Data listing
__________________________________________________

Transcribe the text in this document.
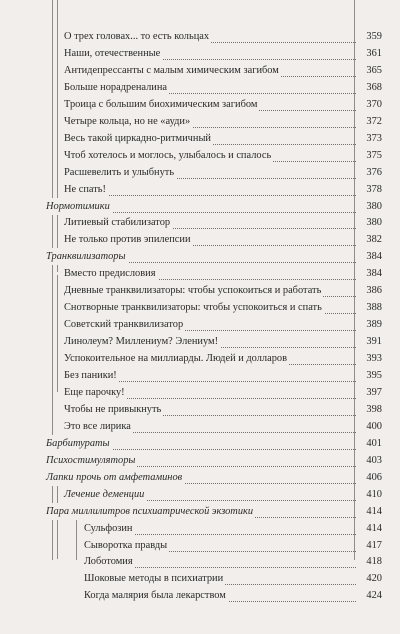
О трех головах... то есть кольцах	359
Наши, отечественные	361
Антидепрессанты с малым химическим загибом	365
Больше норадреналина	368
Троица с большим биохимическим загибом	370
Четыре кольца, но не «ауди»	372
Весь такой циркадно-ритмичный	373
Чтоб хотелось и моглось, улыбалось и спалось	375
Расшевелить и улыбнуть	376
Не спать!	378
Нормотимики	380
Литиевый стабилизатор	380
Не только против эпилепсии	382
Транквилизаторы	384
Вместо предисловия	384
Дневные транквилизаторы: чтобы успокоиться и работать	386
Снотворные транквилизаторы: чтобы успокоиться и спать	388
Советский транквилизатор	389
Линолеум? Миллениум? Элениум!	391
Успокоительное на миллиарды. Людей и долларов	393
Без паники!	395
Еще парочку!	397
Чтобы не привыкнуть	398
Это все лирика	400
Барбитураты	401
Психостимуляторы	403
Лапки прочь от амфетаминов	406
Лечение деменции	410
Пара миллилитров психиатрической экзотики	414
Сульфозин	414
Сыворотка правды	417
Лоботомия	418
Шоковые методы в психиатрии	420
Когда малярия была лекарством	424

__________________________________________________

= YOUR GOAL =
Count the lines that include the word "загибом" and state the result as a bare number.

= EXERCISE RESULT =
2